I am playing around with some Jax and I want to make sure I understand the "right" way to do batching.
it seems possible to write my "model" code as working over a single "instance" of data and then rely on vmap to "batch." Is this the correct way? Other tools I have worked with in the past (pytorch, tf) typically have an "batch" dimension kind of implicit. I kind of assumed that this is how the actual GPU operations were implemented, and that there had to be some sort of inherit effeciency to this batching.
My 2 questions are:
is vmap the correct/expected way to batch train models in (at least most of the time)?
is it not the case that the per operation batching would be somehow faster and handled by some cuda (in the case of using cuda) function someplace more naturally? Does realize that say its not vmaping over my model parameter dimensions and use the correct batched matmuls and other ops? Or is it that the ops don't actually work like this and vmapping (naively batching over the entire sequence of calcuations) actually whats happening even in something like pytorch?
This is theoretical question. My code currently works, but I am just curious as to the "why" of my approach.
vmap rewrites your program to use the same batching approach that NumPy, PyTorch or TensorFlow would. So yes, aside from the initial call to rewrite your program, it is as efficient.

Instruction — Quote the JAX vmap batching thread above in full, word for word.

Rows —
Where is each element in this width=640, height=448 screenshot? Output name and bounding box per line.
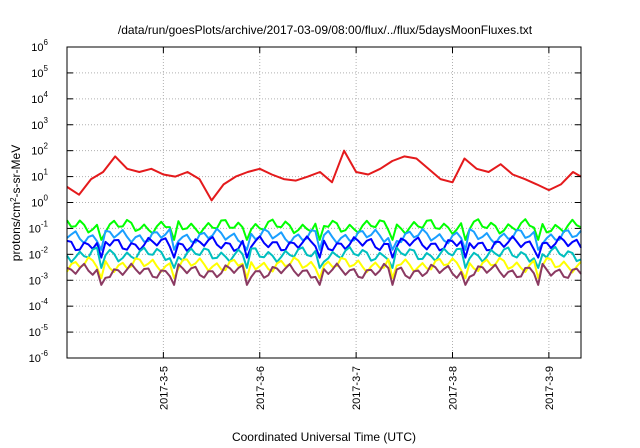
y-tick-label: 10-3 [29,271,49,287]
series-line [66,245,582,269]
y-tick-label: 104 [31,90,48,106]
y-axis-label-rest: -s-sr-MeV [9,145,23,198]
y-tick-label: 103 [31,116,48,132]
y-tick-label: 100 [31,194,48,210]
x-axis: 2017-3-5 2017-3-6 2017-3-7 2017-3-8 2017-3-9 [158,47,556,410]
y-tick-label: 10-6 [29,349,49,365]
series-line [66,262,582,286]
chart-title: /data/run/goesPlots/archive/2017-03-09/0… [118,23,533,37]
x-tick-label: 2017-3-8 [448,366,460,410]
x-tick-label: 2017-3-6 [255,366,267,410]
y-tick-label: 102 [31,142,48,158]
y-tick-label: 10-1 [29,219,49,235]
y-tick-label: 106 [31,38,48,54]
series-line [66,235,582,259]
grid [67,47,581,358]
y-tick-label: 101 [31,168,48,184]
y-tick-label: 10-2 [29,245,49,261]
x-tick-label: 2017-3-9 [544,366,556,410]
plot-frame [66,46,582,359]
y-axis-label: protons/cm2-s-sr-MeV [9,145,24,261]
y-axis-label-base: protons/cm [9,202,23,261]
y-tick-label: 10-4 [29,297,49,313]
y-axis-label-sup: 2 [9,197,18,202]
series-group [66,149,582,286]
y-tick-label: 105 [31,64,48,80]
x-tick-label: 2017-3-5 [158,366,170,410]
y-tick-label: 10-5 [29,323,49,339]
x-tick-label: 2017-3-7 [351,366,363,410]
series-line [66,149,582,202]
x-axis-label: Coordinated Universal Time (UTC) [232,430,416,444]
y-axis: 10-6 10-5 10-4 10-3 10-2 10-1 100 101 102 103 104 1… [29,38,581,365]
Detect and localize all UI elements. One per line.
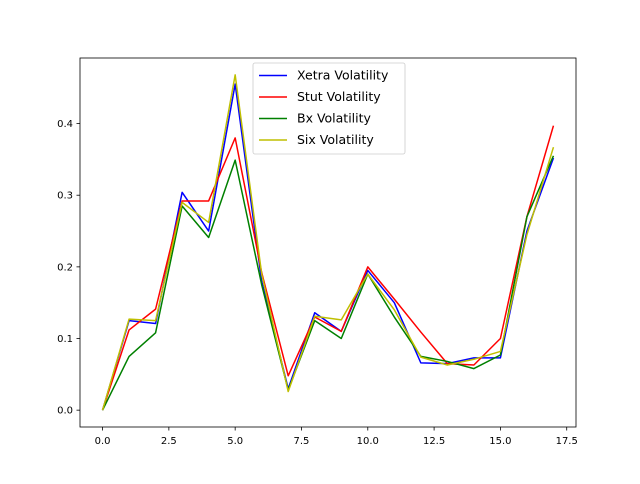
y-axis: 0.0 0.1 0.2 0.3 0.4 <box>57 119 80 417</box>
x-tick-label: 10.0 <box>357 436 379 447</box>
y-tick-label: 0.3 <box>57 191 73 202</box>
x-tick-label: 0.0 <box>95 436 111 447</box>
series-line-3 <box>101 74 555 411</box>
legend-label-2: Bx Volatility <box>297 111 372 126</box>
y-tick-label: 0.1 <box>57 334 73 345</box>
x-tick-label: 15.0 <box>489 436 511 447</box>
legend-label-0: Xetra Volatility <box>297 68 389 83</box>
x-tick-label: 17.5 <box>556 436 578 447</box>
y-tick-label: 0.2 <box>57 262 73 273</box>
series-line-2 <box>101 155 555 411</box>
series-layer <box>101 74 555 411</box>
x-tick-label: 5.0 <box>227 436 243 447</box>
x-tick-label: 2.5 <box>161 436 177 447</box>
legend: Xetra Volatility Stut Volatility Bx Volati… <box>252 62 406 155</box>
plot-frame <box>79 57 577 428</box>
x-tick-label: 12.5 <box>423 436 445 447</box>
legend-box <box>252 62 406 155</box>
x-tick-label: 7.5 <box>294 436 310 447</box>
legend-label-3: Six Volatility <box>297 132 374 147</box>
legend-label-1: Stut Volatility <box>297 89 381 104</box>
y-tick-label: 0.4 <box>57 119 73 130</box>
y-tick-label: 0.0 <box>57 406 73 417</box>
x-axis: 0.0 2.5 5.0 7.5 10.0 12.5 15.0 17.5 <box>95 427 578 447</box>
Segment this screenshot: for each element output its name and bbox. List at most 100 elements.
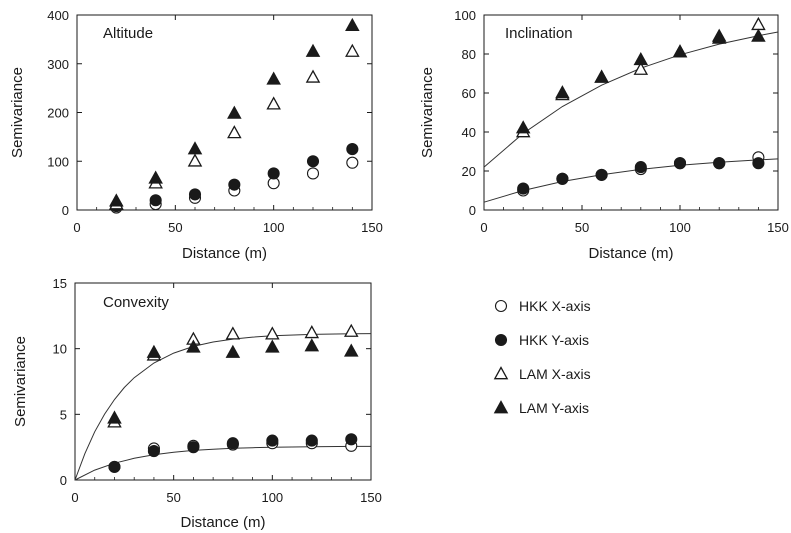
legend-label: HKK Y-axis bbox=[519, 332, 589, 348]
series-lam-x-axis bbox=[107, 323, 359, 428]
x-tick-label: 50 bbox=[166, 490, 180, 505]
series-hkk-x-axis bbox=[517, 151, 765, 197]
point-lam-y-axis bbox=[305, 43, 321, 57]
point-lam-y-axis bbox=[751, 28, 766, 42]
fit-curve-1 bbox=[483, 31, 779, 168]
point-lam-y-axis bbox=[225, 344, 241, 358]
point-hkk-y-axis bbox=[305, 434, 318, 447]
point-hkk-y-axis bbox=[345, 433, 358, 446]
legend-label: LAM Y-axis bbox=[519, 400, 589, 416]
legend-item-hkk-y-axis: HKK Y-axis bbox=[494, 332, 589, 348]
plot-frame bbox=[483, 14, 779, 211]
legend-label: LAM X-axis bbox=[519, 366, 591, 382]
point-hkk-y-axis bbox=[595, 168, 608, 181]
panel-convexity: 0 50 100 150 0 5 10 15 Convexity Distance (m) Semi… bbox=[12, 276, 382, 531]
fit-curve-2 bbox=[74, 445, 371, 481]
x-tick-label: 0 bbox=[73, 220, 80, 235]
y-tick-label: 300 bbox=[47, 57, 69, 72]
point-lam-y-axis bbox=[555, 85, 570, 99]
x-axis-label: Distance (m) bbox=[588, 245, 673, 262]
x-tick-label: 100 bbox=[261, 490, 283, 505]
point-hkk-y-axis bbox=[187, 441, 200, 454]
point-hkk-y-axis bbox=[517, 182, 530, 195]
point-lam-y-axis bbox=[186, 339, 201, 353]
fit-curve-1 bbox=[74, 333, 372, 481]
y-axis-label: Semivariance bbox=[419, 67, 436, 158]
y-tick-label: 0 bbox=[60, 473, 67, 488]
panel-title: Convexity bbox=[103, 294, 169, 311]
x-axis-label: Distance (m) bbox=[180, 514, 265, 531]
series-hkk-y-axis bbox=[108, 433, 358, 473]
fit-curve-2 bbox=[483, 158, 779, 203]
y-tick-label: 80 bbox=[462, 47, 476, 62]
point-lam-y-axis bbox=[146, 344, 162, 358]
point-lam-y-axis bbox=[594, 69, 609, 83]
point-hkk-y-axis bbox=[556, 172, 569, 185]
plot-frame bbox=[76, 14, 373, 211]
legend-marker-open-triangle bbox=[493, 366, 509, 380]
legend: HKK X-axis HKK Y-axis LAM X-axis LAM Y-axis bbox=[493, 298, 591, 416]
series-hkk-y-axis bbox=[517, 157, 765, 195]
y-tick-label: 100 bbox=[454, 8, 476, 23]
point-hkk-y-axis bbox=[752, 157, 765, 170]
point-hkk-y-axis bbox=[147, 445, 160, 458]
point-hkk-y-axis bbox=[267, 167, 280, 180]
series-lam-y-axis bbox=[515, 28, 766, 134]
panel-inclination: 0 50 100 150 0 20 40 60 80 100 Inclination Distance… bbox=[419, 8, 789, 262]
panel-title: Altitude bbox=[103, 25, 153, 42]
y-tick-label: 400 bbox=[47, 8, 69, 23]
y-tick-label: 100 bbox=[47, 154, 69, 169]
point-hkk-y-axis bbox=[673, 157, 687, 170]
x-tick-label: 50 bbox=[168, 220, 182, 235]
y-tick-label: 15 bbox=[53, 276, 67, 291]
x-tick-label: 100 bbox=[263, 220, 285, 235]
panel-title: Inclination bbox=[505, 25, 573, 42]
x-tick-label: 0 bbox=[71, 490, 78, 505]
x-tick-label: 150 bbox=[767, 220, 789, 235]
point-lam-y-axis bbox=[711, 30, 727, 44]
point-hkk-y-axis bbox=[306, 155, 320, 168]
x-tick-label: 150 bbox=[361, 220, 383, 235]
x-tick-label: 100 bbox=[669, 220, 691, 235]
point-hkk-y-axis bbox=[346, 143, 359, 156]
point-lam-x-axis bbox=[304, 325, 320, 339]
point-hkk-y-axis bbox=[713, 157, 726, 170]
point-lam-y-axis bbox=[343, 343, 359, 357]
point-lam-y-axis bbox=[345, 17, 360, 32]
x-tick-label: 50 bbox=[575, 220, 589, 235]
y-tick-label: 60 bbox=[462, 86, 476, 101]
point-lam-x-axis bbox=[227, 125, 242, 139]
point-lam-x-axis bbox=[187, 153, 203, 167]
point-lam-x-axis bbox=[265, 326, 280, 340]
point-lam-x-axis bbox=[345, 43, 360, 57]
y-tick-label: 0 bbox=[469, 203, 476, 218]
legend-marker-open-circle bbox=[494, 299, 508, 313]
point-lam-y-axis bbox=[265, 339, 280, 353]
point-hkk-x-axis bbox=[306, 167, 320, 180]
legend-marker-filled-triangle bbox=[493, 400, 509, 414]
point-hkk-x-axis bbox=[346, 156, 359, 169]
point-lam-y-axis bbox=[515, 120, 531, 134]
panel-altitude: 0 50 100 150 0 100 200 300 400 Altitude Distance (… bbox=[9, 8, 383, 262]
legend-item-lam-x-axis: LAM X-axis bbox=[493, 366, 591, 382]
x-tick-label: 150 bbox=[360, 490, 382, 505]
point-hkk-y-axis bbox=[226, 437, 239, 450]
y-tick-label: 20 bbox=[462, 164, 476, 179]
point-lam-x-axis bbox=[633, 61, 649, 75]
legend-marker-filled-circle bbox=[494, 333, 508, 347]
y-tick-label: 5 bbox=[60, 407, 67, 422]
point-lam-y-axis bbox=[304, 338, 320, 352]
point-lam-y-axis bbox=[107, 410, 122, 424]
x-tick-label: 0 bbox=[480, 220, 487, 235]
point-lam-y-axis bbox=[672, 44, 688, 58]
point-lam-x-axis bbox=[266, 96, 281, 110]
point-lam-y-axis bbox=[266, 71, 281, 85]
point-lam-y-axis bbox=[109, 193, 124, 207]
series-hkk-y-axis bbox=[110, 143, 359, 213]
y-tick-label: 0 bbox=[62, 203, 69, 218]
point-hkk-y-axis bbox=[108, 460, 121, 473]
y-axis-label: Semivariance bbox=[9, 67, 26, 158]
plot-frame bbox=[74, 282, 372, 481]
point-lam-x-axis bbox=[305, 69, 321, 83]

Solution —
I am playing around with some Jax and I want to make sure I understand the "right" way to do batching.
it seems possible to write my "model" code as working over a single "instance" of data and then rely on vmap to "batch." Is this the correct way? Other tools I have worked with in the past (pytorch, tf) typically have an "batch" dimension kind of implicit. I kind of assumed that this is how the actual GPU operations were implemented, and that there had to be some sort of inherit effeciency to this batching.
My 2 questions are:
is vmap the correct/expected way to batch train models in (at least most of the time)?
is it not the case that the per operation batching would be somehow faster and handled by some cuda (in the case of using cuda) function someplace more naturally? Does realize that say its not vmaping over my model parameter dimensions and use the correct batched matmuls and other ops? Or is it that the ops don't actually work like this and vmapping (naively batching over the entire sequence of calcuations) actually whats happening even in something like pytorch?
This is theoretical question. My code currently works, but I am just curious as to the "why" of my approach.
vmap rewrites your program to use the same batching approach that NumPy, PyTorch or TensorFlow would. So yes, aside from the initial call to rewrite your program, it is as efficient.